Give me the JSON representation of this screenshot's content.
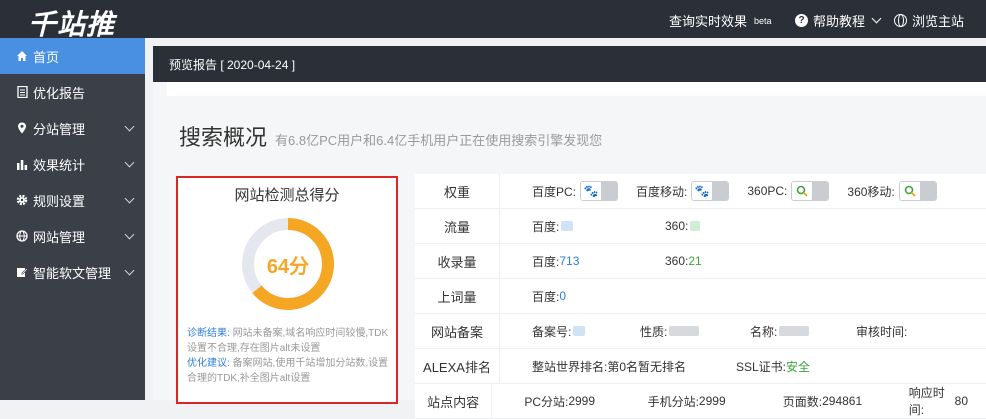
{
  "topbar": {
    "logo": "千站推",
    "query_label": "查询实时效果",
    "query_badge": "beta",
    "help_label": "帮助教程",
    "browse_label": "浏览主站"
  },
  "sidebar": {
    "items": [
      {
        "label": "首页",
        "icon": "home-icon"
      },
      {
        "label": "优化报告",
        "icon": "document-icon"
      },
      {
        "label": "分站管理",
        "icon": "location-pin-icon"
      },
      {
        "label": "效果统计",
        "icon": "bar-chart-icon"
      },
      {
        "label": "规则设置",
        "icon": "gear-icon"
      },
      {
        "label": "网站管理",
        "icon": "globe-icon"
      },
      {
        "label": "智能软文管理",
        "icon": "edit-icon"
      }
    ]
  },
  "report": {
    "title": "预览报告 [ 2020-04-24 ]"
  },
  "overview": {
    "title": "搜索概况",
    "subtitle": "有6.8亿PC用户和6.4亿手机用户正在使用搜索引擎发现您"
  },
  "score": {
    "title": "网站检测总得分",
    "value_label": "64分",
    "value": 64,
    "ring_color": "#f5a623",
    "diag_key": "诊断结果:",
    "diag_text": "网站未备案,域名响应时间较慢,TDK设置不合理,存在图片alt未设置",
    "advice_key": "优化建议:",
    "advice_text": "备案网站,使用千站增加分站数,设置合理的TDK,补全图片alt设置"
  },
  "table": {
    "rows": [
      {
        "header": "权重",
        "items": [
          {
            "label": "百度PC:"
          },
          {
            "label": "百度移动:"
          },
          {
            "label": "360PC:"
          },
          {
            "label": "360移动:"
          }
        ]
      },
      {
        "header": "流量",
        "items": [
          {
            "label": "百度:"
          },
          {
            "label": "360:"
          }
        ]
      },
      {
        "header": "收录量",
        "items": [
          {
            "label": "百度:",
            "value": "713"
          },
          {
            "label": "360:",
            "value": "21"
          }
        ]
      },
      {
        "header": "上词量",
        "items": [
          {
            "label": "百度:",
            "value": "0"
          }
        ]
      },
      {
        "header": "网站备案",
        "items": [
          {
            "label": "备案号:"
          },
          {
            "label": "性质:"
          },
          {
            "label": "名称:"
          },
          {
            "label": "审核时间:"
          }
        ]
      },
      {
        "header": "ALEXA排名",
        "items": [
          {
            "label": "整站世界排名:",
            "value": "第0名暂无排名"
          },
          {
            "label": "SSL证书:",
            "value": "安全"
          }
        ]
      },
      {
        "header": "站点内容",
        "items": [
          {
            "label": "PC分站:",
            "value": "2999"
          },
          {
            "label": "手机分站:",
            "value": "2999"
          },
          {
            "label": "页面数:",
            "value": "294861"
          },
          {
            "label": "响应时间:",
            "value": "80"
          }
        ]
      }
    ]
  }
}
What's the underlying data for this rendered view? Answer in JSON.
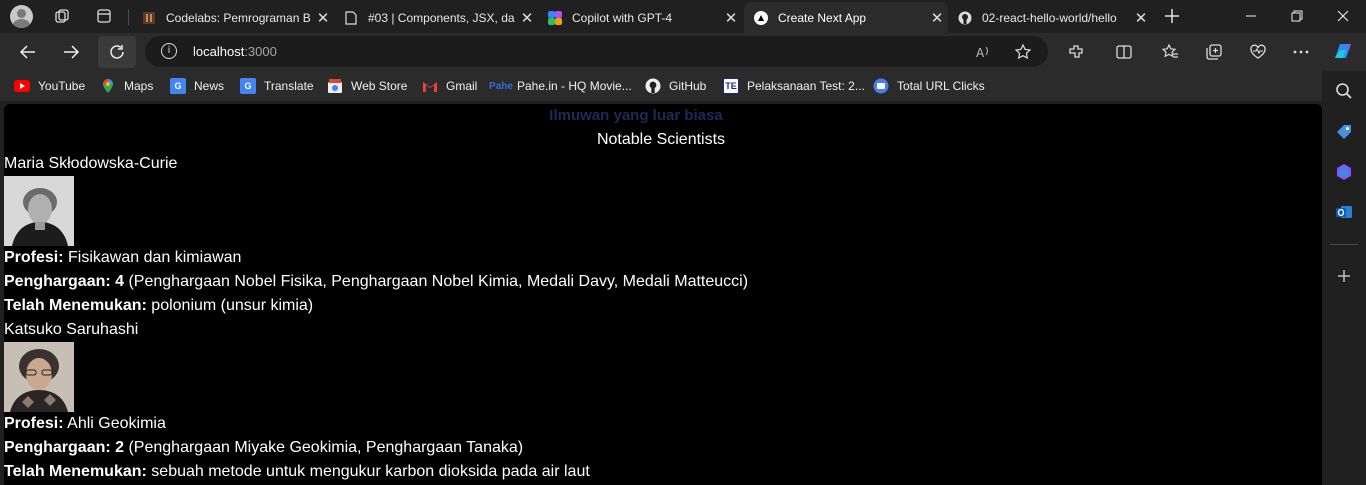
_ _ _
▶ Description of the task:
Omit all pictures while transcribing the entries verbatim.

▶ The solution:
Give me the JSON representation of this screenshot's content.
{
  "topbar": {
    "logo": "千站推",
    "query_label": "查询实时效果",
    "query_badge": "beta",
    "help_label": "帮助教程",
    "browse_label": "浏览主站"
  },
  "sidebar": {
    "items": [
      {
        "label": "首页",
        "icon": "home-icon"
      },
      {
        "label": "优化报告",
        "icon": "document-icon"
      },
      {
        "label": "分站管理",
        "icon": "location-pin-icon"
      },
      {
        "label": "效果统计",
        "icon": "bar-chart-icon"
      },
      {
        "label": "规则设置",
        "icon": "gear-icon"
      },
      {
        "label": "网站管理",
        "icon": "globe-icon"
      },
      {
        "label": "智能软文管理",
        "icon": "edit-icon"
      }
    ]
  },
  "report": {
    "title": "预览报告 [ 2020-04-24 ]"
  },
  "overview": {
    "title": "搜索概况",
    "subtitle": "有6.8亿PC用户和6.4亿手机用户正在使用搜索引擎发现您"
  },
  "score": {
    "title": "网站检测总得分",
    "value_label": "64分",
    "value": 64,
    "ring_color": "#f5a623",
    "diag_key": "诊断结果:",
    "diag_text": "网站未备案,域名响应时间较慢,TDK设置不合理,存在图片alt未设置",
    "advice_key": "优化建议:",
    "advice_text": "备案网站,使用千站增加分站数,设置合理的TDK,补全图片alt设置"
  },
  "table": {
    "rows": [
      {
        "header": "权重",
        "items": [
          {
            "label": "百度PC:"
          },
          {
            "label": "百度移动:"
          },
          {
            "label": "360PC:"
          },
          {
            "label": "360移动:"
          }
        ]
      },
      {
        "header": "流量",
        "items": [
          {
            "label": "百度:"
          },
          {
            "label": "360:"
          }
        ]
      },
      {
        "header": "收录量",
        "items": [
          {
            "label": "百度:",
            "value": "713"
          },
          {
            "label": "360:",
            "value": "21"
          }
        ]
      },
      {
        "header": "上词量",
        "items": [
          {
            "label": "百度:",
            "value": "0"
          }
        ]
      },
      {
        "header": "网站备案",
        "items": [
          {
            "label": "备案号:"
          },
          {
            "label": "性质:"
          },
          {
            "label": "名称:"
          },
          {
            "label": "审核时间:"
          }
        ]
      },
      {
        "header": "ALEXA排名",
        "items": [
          {
            "label": "整站世界排名:",
            "value": "第0名暂无排名"
          },
          {
            "label": "SSL证书:",
            "value": "安全"
          }
        ]
      },
      {
        "header": "站点内容",
        "items": [
          {
            "label": "PC分站:",
            "value": "2999"
          },
          {
            "label": "手机分站:",
            "value": "2999"
          },
          {
            "label": "页面数:",
            "value": "294861"
          },
          {
            "label": "响应时间:",
            "value": "80"
          }
        ]
      }
    ]
  }
}
What's the underlying data for this rendered view? Answer in JSON.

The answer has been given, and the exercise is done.